» **BRIEF**
Render the stretch of the material from the line containing "required-mark: * (77, 113, 82, 123)" through the line containing "previous-form-row (30, 0, 970, 17)" as a Markdown table with the columns No. and Entry, one row per line, numbered from 1, with blank lines omitted.

» **SUPPLIED MATERIAL**
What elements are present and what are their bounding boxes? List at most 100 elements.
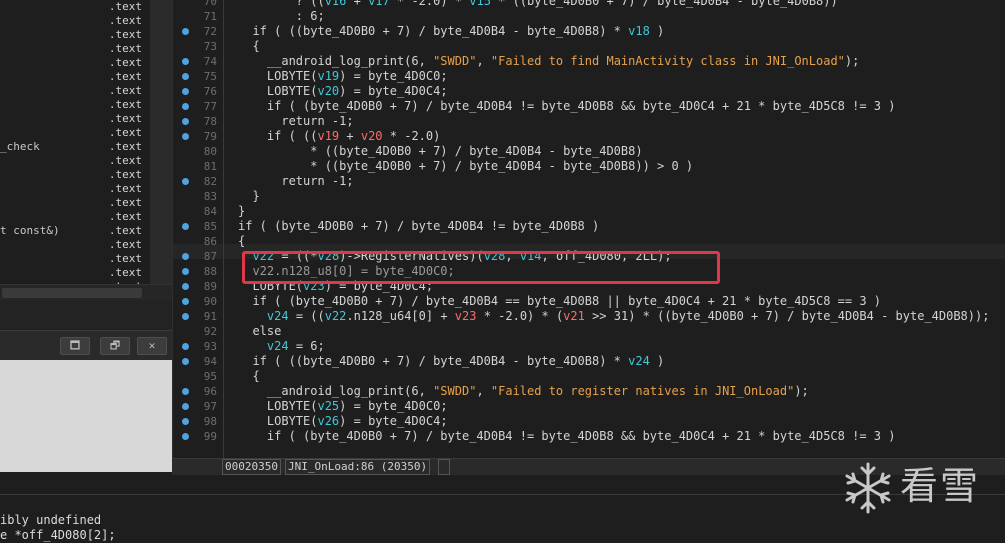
code-line[interactable]: 86 { (173, 234, 1005, 249)
code-token: ) = byte_4D0C0; (339, 399, 448, 413)
segment-row[interactable]: .text (0, 238, 150, 252)
segment-row[interactable]: .text (0, 56, 150, 70)
line-number: 91 (203, 310, 217, 323)
segment-row-segment: .text (108, 84, 142, 97)
code-variable: v26 (317, 414, 340, 428)
code-line[interactable]: 93 v24 = 6; (173, 339, 1005, 354)
segment-row-segment: .text (108, 266, 142, 279)
code-token: .n128_u64[0] + (346, 309, 455, 323)
scrollbar-thumb[interactable] (2, 288, 142, 298)
segment-row[interactable]: .text (0, 98, 150, 112)
segment-row[interactable]: .text (0, 126, 150, 140)
segment-row[interactable]: .text (0, 154, 150, 168)
code-line[interactable]: 76 LOBYTE(v20) = byte_4D0C4; (173, 84, 1005, 99)
segments-panel: .text .text .text .text .text .text .text .text… (0, 0, 172, 300)
code-line[interactable]: 73 { (173, 39, 1005, 54)
pseudocode-view[interactable]: 70 ? ((v16 + v17 * -2.0) * v15 * ((byte_… (172, 0, 1005, 458)
code-text: { (238, 234, 245, 249)
code-token: * -2.0) * ( (476, 309, 564, 323)
segment-row[interactable]: .text (0, 70, 150, 84)
segment-row-segment: .text (108, 210, 142, 223)
code-text: if ( (byte_4D0B0 + 7) / byte_4D0B4 == by… (238, 294, 881, 309)
line-number: 99 (203, 430, 217, 443)
segment-row[interactable]: .text (0, 182, 150, 196)
code-token: __android_log_print(6, (238, 384, 434, 398)
segment-row[interactable]: t const&) .text (0, 224, 150, 238)
code-text: if ( ((byte_4D0B0 + 7) / byte_4D0B4 - by… (238, 354, 664, 369)
code-line[interactable]: 97 LOBYTE(v25) = byte_4D0C0; (173, 399, 1005, 414)
code-text: return -1; (238, 174, 353, 189)
code-text: * ((byte_4D0B0 + 7) / byte_4D0B4 - byte_… (238, 159, 693, 174)
code-variable: v23 (454, 309, 477, 323)
docked-panel-titlebar: 🗖 🗗 ✕ (0, 330, 172, 361)
maximize-button[interactable]: 🗖 (60, 337, 90, 355)
segment-row[interactable]: _check .text (0, 140, 150, 154)
segment-row[interactable]: .text (0, 0, 150, 14)
code-text: return -1; (238, 114, 354, 129)
line-number: 75 (203, 70, 217, 83)
code-line[interactable]: 80 * ((byte_4D0B0 + 7) / byte_4D0B4 - by… (173, 144, 1005, 159)
code-line[interactable]: 84} (173, 204, 1005, 219)
segment-row[interactable]: .text (0, 252, 150, 266)
code-line[interactable]: 72 if ( ((byte_4D0B0 + 7) / byte_4D0B4 -… (173, 24, 1005, 39)
code-variable: v18 (628, 24, 650, 38)
segments-horizontal-scrollbar[interactable] (0, 284, 172, 300)
line-number: 93 (203, 340, 217, 353)
code-line[interactable]: 90 if ( (byte_4D0B0 + 7) / byte_4D0B4 ==… (173, 294, 1005, 309)
code-line[interactable]: 79 if ( ((v19 + v20 * -2.0) (173, 129, 1005, 144)
code-line[interactable]: 95 { (173, 369, 1005, 384)
docked-panel-body (0, 360, 172, 472)
code-line[interactable]: 77 if ( (byte_4D0B0 + 7) / byte_4D0B4 !=… (173, 99, 1005, 114)
line-number: 71 (203, 10, 217, 23)
line-number: 96 (203, 385, 217, 398)
line-number: 98 (203, 415, 217, 428)
code-line[interactable]: 70 ? ((v16 + v17 * -2.0) * v15 * ((byte_… (173, 0, 1005, 9)
code-line[interactable]: 71 : 6; (173, 9, 1005, 24)
code-line[interactable]: 75 LOBYTE(v19) = byte_4D0C0; (173, 69, 1005, 84)
segment-row[interactable]: .text (0, 168, 150, 182)
segment-row-segment: .text (108, 70, 142, 83)
segment-row[interactable]: .text (0, 28, 150, 42)
code-text: * ((byte_4D0B0 + 7) / byte_4D0B4 - byte_… (238, 144, 642, 159)
segment-row[interactable]: .text (0, 266, 150, 280)
code-token: = 6; (288, 339, 325, 353)
code-line[interactable]: 94 if ( ((byte_4D0B0 + 7) / byte_4D0B4 -… (173, 354, 1005, 369)
highlight-annotation-box (242, 251, 720, 284)
segment-row[interactable]: .text (0, 196, 150, 210)
segment-row[interactable]: .text (0, 112, 150, 126)
code-line[interactable]: 78 return -1; (173, 114, 1005, 129)
code-text: { (238, 39, 259, 54)
code-token: } (238, 189, 260, 203)
code-text: LOBYTE(v19) = byte_4D0C0; (238, 69, 448, 84)
code-token: ) (649, 24, 665, 38)
code-variable: v19 (317, 129, 340, 143)
code-line[interactable]: 81 * ((byte_4D0B0 + 7) / byte_4D0B4 - by… (173, 159, 1005, 174)
code-line[interactable]: 99 if ( (byte_4D0B0 + 7) / byte_4D0B4 !=… (173, 429, 1005, 444)
code-token: return -1; (238, 114, 354, 128)
code-line[interactable]: 82 return -1; (173, 174, 1005, 189)
segment-row[interactable]: .text (0, 14, 150, 28)
code-line[interactable]: 98 LOBYTE(v26) = byte_4D0C4; (173, 414, 1005, 429)
code-string: "SWDD" (433, 54, 477, 68)
segment-row[interactable]: .text (0, 210, 150, 224)
code-text: ? ((v16 + v17 * -2.0) * v15 * ((byte_4D0… (238, 0, 838, 9)
segments-vertical-scrollbar[interactable] (150, 0, 172, 284)
restore-button[interactable]: 🗗 (100, 337, 130, 355)
code-text: if ( (byte_4D0B0 + 7) / byte_4D0B4 != by… (238, 219, 599, 234)
segment-row[interactable]: .text (0, 84, 150, 98)
code-text: __android_log_print(6, "SWDD", "Failed t… (238, 384, 809, 399)
line-number: 87 (203, 250, 217, 263)
code-token: + (339, 129, 361, 143)
code-line[interactable]: 96 __android_log_print(6, "SWDD", "Faile… (173, 384, 1005, 399)
code-line[interactable]: 85 if ( (byte_4D0B0 + 7) / byte_4D0B4 != … (173, 219, 1005, 234)
segment-row-segment: .text (108, 224, 142, 237)
code-variable: v21 (563, 309, 585, 323)
code-line[interactable]: 91 v24 = ((v22.n128_u64[0] + v23 * -2.0)… (173, 309, 1005, 324)
segment-row[interactable]: .text (0, 42, 150, 56)
code-string: "Failed to find MainActivity class in JN… (490, 54, 845, 68)
code-line[interactable]: 92 else (173, 324, 1005, 339)
close-button[interactable]: ✕ (137, 337, 167, 355)
code-line[interactable]: 83 } (173, 189, 1005, 204)
code-line[interactable]: 74 __android_log_print(6, "SWDD", "Faile… (173, 54, 1005, 69)
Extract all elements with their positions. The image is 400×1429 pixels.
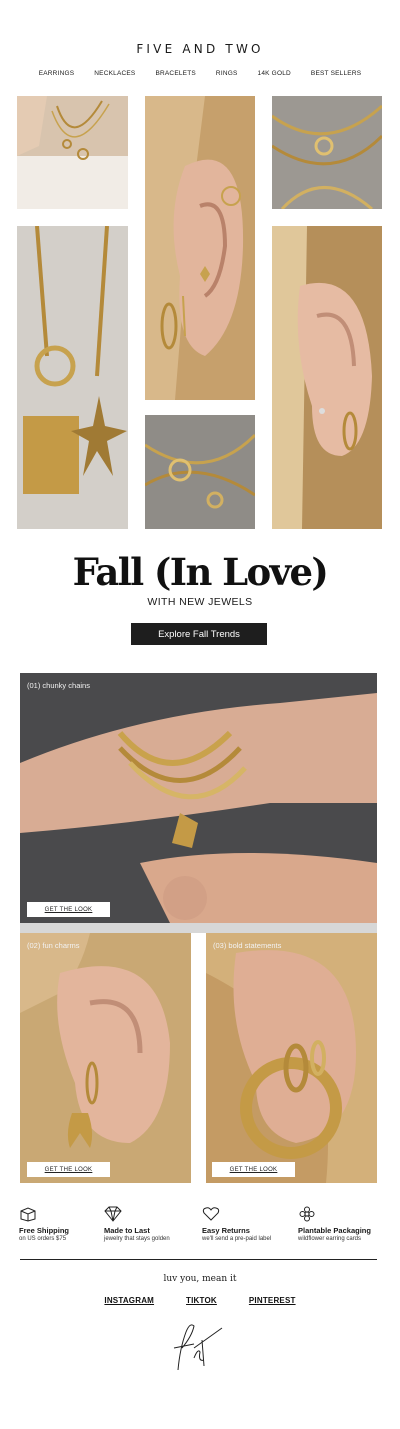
ear-photo-one[interactable]	[145, 96, 255, 400]
ear-photo-two[interactable]	[272, 226, 382, 529]
feature-title: Made to Last	[104, 1226, 150, 1235]
feature-title: Free Shipping	[19, 1226, 70, 1235]
nav-best-sellers[interactable]: BEST SELLERS	[301, 70, 371, 77]
explore-fall-trends-button[interactable]: Explore Fall Trends	[131, 623, 267, 645]
feature-subtitle: on US orders $75	[19, 1236, 67, 1242]
nav-rings[interactable]: RINGS	[206, 70, 248, 77]
feature-title: Plantable Packaging	[298, 1226, 371, 1235]
chains-photo-two[interactable]	[145, 415, 255, 529]
necklace-photo[interactable]	[17, 96, 128, 209]
social-links: INSTAGRAM TIKTOK PINTEREST	[0, 1296, 400, 1305]
nav-bracelets[interactable]: BRACELETS	[145, 70, 205, 77]
get-the-look-button[interactable]: GET THE LOOK	[27, 902, 110, 917]
feature-subtitle: wildflower earring cards	[298, 1236, 362, 1242]
instagram-link[interactable]: INSTAGRAM	[104, 1296, 154, 1305]
trend-label-fun-charms: (02) fun charms	[27, 941, 80, 950]
trend-label-bold-statements: (03) bold statements	[213, 941, 282, 950]
divider-bar	[20, 923, 377, 933]
footer-divider	[20, 1259, 377, 1260]
box-icon	[20, 1207, 36, 1222]
nav-earrings[interactable]: EARRINGS	[29, 70, 85, 77]
hero-subtitle: WITH NEW JEWELS	[147, 596, 253, 608]
trend-tile-fun-charms[interactable]: (02) fun charms GET THE LOOK	[20, 933, 191, 1183]
feature-subtitle: we'll send a pre-paid label	[202, 1236, 272, 1242]
feature-easy-returns: Easy Returns we'll send a pre-paid label	[202, 1206, 292, 1242]
flower-icon	[299, 1206, 315, 1222]
pendants-photo[interactable]	[17, 226, 128, 529]
main-nav: EARRINGS NECKLACES BRACELETS RINGS 14K G…	[0, 70, 400, 77]
nav-14k-gold[interactable]: 14K GOLD	[248, 70, 301, 77]
hero-title: Fall (In Love)	[72, 550, 329, 594]
feature-subtitle: jewelry that stays golden	[104, 1236, 170, 1242]
signature-logo	[173, 1324, 223, 1371]
nav-necklaces[interactable]: NECKLACES	[84, 70, 145, 77]
diamond-icon	[104, 1206, 122, 1222]
feature-free-shipping: Free Shipping on US orders $75	[19, 1206, 109, 1242]
feature-title: Easy Returns	[202, 1226, 250, 1235]
trend-tile-chunky-chains[interactable]: (01) chunky chains GET THE LOOK	[20, 673, 377, 923]
brand-logo[interactable]: FIVE AND TWO	[0, 42, 400, 56]
pinterest-link[interactable]: PINTEREST	[249, 1296, 296, 1305]
tiktok-link[interactable]: TIKTOK	[186, 1296, 217, 1305]
heart-icon	[202, 1207, 220, 1221]
footer-tagline: luv you, mean it	[163, 1274, 237, 1284]
trend-tile-bold-statements[interactable]: (03) bold statements GET THE LOOK	[206, 933, 377, 1183]
trend-label-chunky-chains: (01) chunky chains	[27, 681, 90, 690]
get-the-look-button[interactable]: GET THE LOOK	[212, 1162, 295, 1177]
chains-photo[interactable]	[272, 96, 382, 209]
get-the-look-button[interactable]: GET THE LOOK	[27, 1162, 110, 1177]
feature-made-to-last: Made to Last jewelry that stays golden	[104, 1206, 194, 1242]
feature-plantable-packaging: Plantable Packaging wildflower earring c…	[298, 1206, 388, 1242]
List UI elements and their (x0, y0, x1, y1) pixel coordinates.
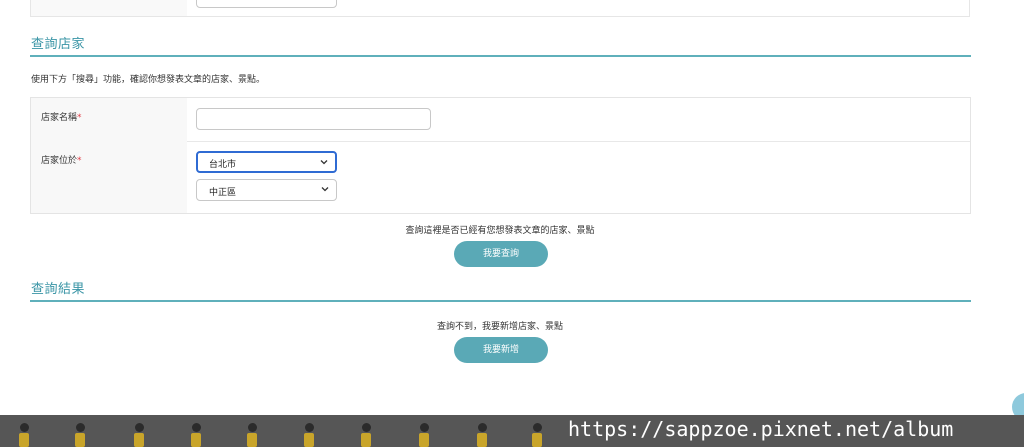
required-mark: * (77, 113, 82, 123)
result-section-rule (30, 300, 971, 302)
decorative-figure (531, 423, 543, 447)
store-name-label-text: 店家名稱 (41, 113, 78, 123)
decorative-figure (74, 423, 86, 447)
search-section-rule (30, 55, 971, 57)
watermark: https://sappzoe.pixnet.net/album (568, 417, 954, 441)
result-section-title: 查詢結果 (31, 282, 86, 297)
search-button[interactable]: 我要查詢 (454, 241, 548, 267)
city-select[interactable]: 台北市 (196, 151, 337, 173)
decorative-figure (190, 423, 202, 447)
decorative-figure (303, 423, 315, 447)
previous-form-row (30, 0, 970, 17)
chevron-down-icon (321, 187, 329, 192)
decorative-figure (360, 423, 372, 447)
store-name-input[interactable] (196, 108, 431, 130)
result-note: 查詢不到，我要新增店家、景點 (436, 322, 563, 332)
search-section-title: 查詢店家 (31, 37, 86, 52)
store-name-label: 店家名稱* (31, 98, 187, 141)
city-select-value: 台北市 (209, 160, 237, 170)
decorative-figure (476, 423, 488, 447)
search-note: 查詢這裡是否已經有您想發表文章的店家、景點 (405, 226, 595, 236)
previous-select-stub[interactable] (196, 0, 337, 8)
store-name-row: 店家名稱* (31, 98, 970, 142)
store-search-form: 店家名稱* 店家位於* 台北市 中正區 (30, 97, 971, 214)
store-location-row: 店家位於* 台北市 中正區 (31, 141, 970, 213)
add-store-button[interactable]: 我要新增 (454, 337, 548, 363)
district-select-value: 中正區 (209, 188, 237, 198)
decorative-figure (246, 423, 258, 447)
store-location-label: 店家位於* (31, 141, 187, 213)
required-mark: * (77, 156, 82, 166)
decorative-figure (18, 423, 30, 447)
decorative-figure (133, 423, 145, 447)
district-select[interactable]: 中正區 (196, 179, 337, 201)
store-location-label-text: 店家位於 (41, 156, 78, 166)
decorative-figure (418, 423, 430, 447)
search-description: 使用下方「搜尋」功能，確認你想發表文章的店家、景點。 (31, 75, 266, 85)
chevron-down-icon (320, 160, 328, 165)
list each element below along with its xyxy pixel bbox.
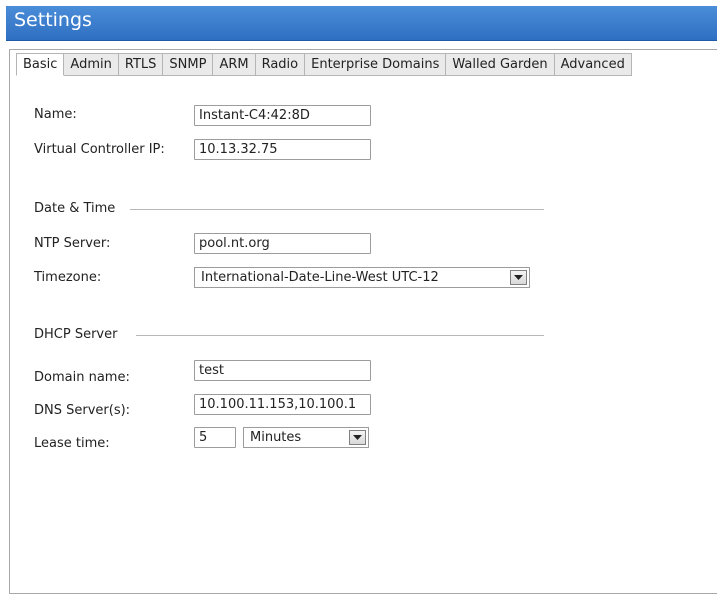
tab-snmp[interactable]: SNMP [163,53,214,76]
dns-servers-label: DNS Server(s): [34,403,131,418]
dhcp-server-section-title: DHCP Server [34,327,124,342]
name-label: Name: [34,107,77,122]
dhcp-server-divider [136,335,544,336]
lease-time-unit-select[interactable]: Minutes [243,427,369,448]
tab-walled-garden[interactable]: Walled Garden [446,53,555,76]
lease-time-field[interactable]: 5 [194,427,236,448]
tab-basic[interactable]: Basic [16,53,65,76]
date-time-section-title: Date & Time [34,201,122,216]
tab-admin[interactable]: Admin [64,53,119,76]
tab-bar: Basic Admin RTLS SNMP ARM Radio Enterpri… [16,53,632,76]
virtual-controller-ip-label: Virtual Controller IP: [34,142,165,157]
date-time-divider [130,209,544,210]
tab-enterprise-domains[interactable]: Enterprise Domains [305,53,447,76]
ntp-server-label: NTP Server: [34,236,111,251]
lease-time-unit-value: Minutes [250,430,302,445]
settings-panel: Basic Admin RTLS SNMP ARM Radio Enterpri… [9,49,717,594]
ntp-server-field[interactable]: pool.nt.org [194,233,371,254]
window-title: Settings [14,9,92,31]
tab-rtls[interactable]: RTLS [118,53,164,76]
title-bar: Settings [6,6,717,41]
chevron-down-icon [353,435,362,440]
domain-name-field[interactable]: test [194,360,371,381]
name-field[interactable]: Instant-C4:42:8D [194,105,371,126]
timezone-label: Timezone: [34,270,102,285]
chevron-down-icon [514,275,523,280]
tab-arm[interactable]: ARM [213,53,256,76]
tab-advanced[interactable]: Advanced [554,53,632,76]
domain-name-label: Domain name: [34,370,130,385]
timezone-dropdown-button[interactable] [510,270,527,285]
timezone-selected-value: International-Date-Line-West UTC-12 [201,270,439,285]
timezone-select[interactable]: International-Date-Line-West UTC-12 [194,267,530,288]
dns-servers-field[interactable]: 10.100.11.153,10.100.1 [194,394,371,415]
lease-time-label: Lease time: [34,436,110,451]
tab-radio[interactable]: Radio [255,53,306,76]
lease-time-unit-dropdown-button[interactable] [349,430,366,445]
virtual-controller-ip-field[interactable]: 10.13.32.75 [194,139,371,160]
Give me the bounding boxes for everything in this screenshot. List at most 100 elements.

» **OUTPUT OF THE EXERCISE**
| No. | Entry |
|---|---|
| 1 | required-mark: * (77, 113, 82, 123) |
| 2 | result-section-rule (30, 300, 971, 302) |
| 3 | decorative-figure (531, 423, 543, 447) |
| 4 | store-name-label-text: 店家名稱 (41, 113, 78, 123) |
| 5 | decorative-figure (74, 423, 86, 447) |
| 6 | search-section-rule (30, 55, 971, 57) |
| 7 | watermark: https://sappzoe.pixnet.net/album (568, 417, 954, 441) |
| 8 | result-section-title: 查詢結果 (31, 282, 86, 297) |
| 9 | search-button[interactable]: 我要查詢 (454, 241, 548, 267) |
| 10 | city-select[interactable]: 台北市 (196, 151, 337, 173) |
| 11 | decorative-figure (190, 423, 202, 447) |
| 12 | decorative-figure (303, 423, 315, 447) |
| 13 | previous-form-row (30, 0, 970, 17) |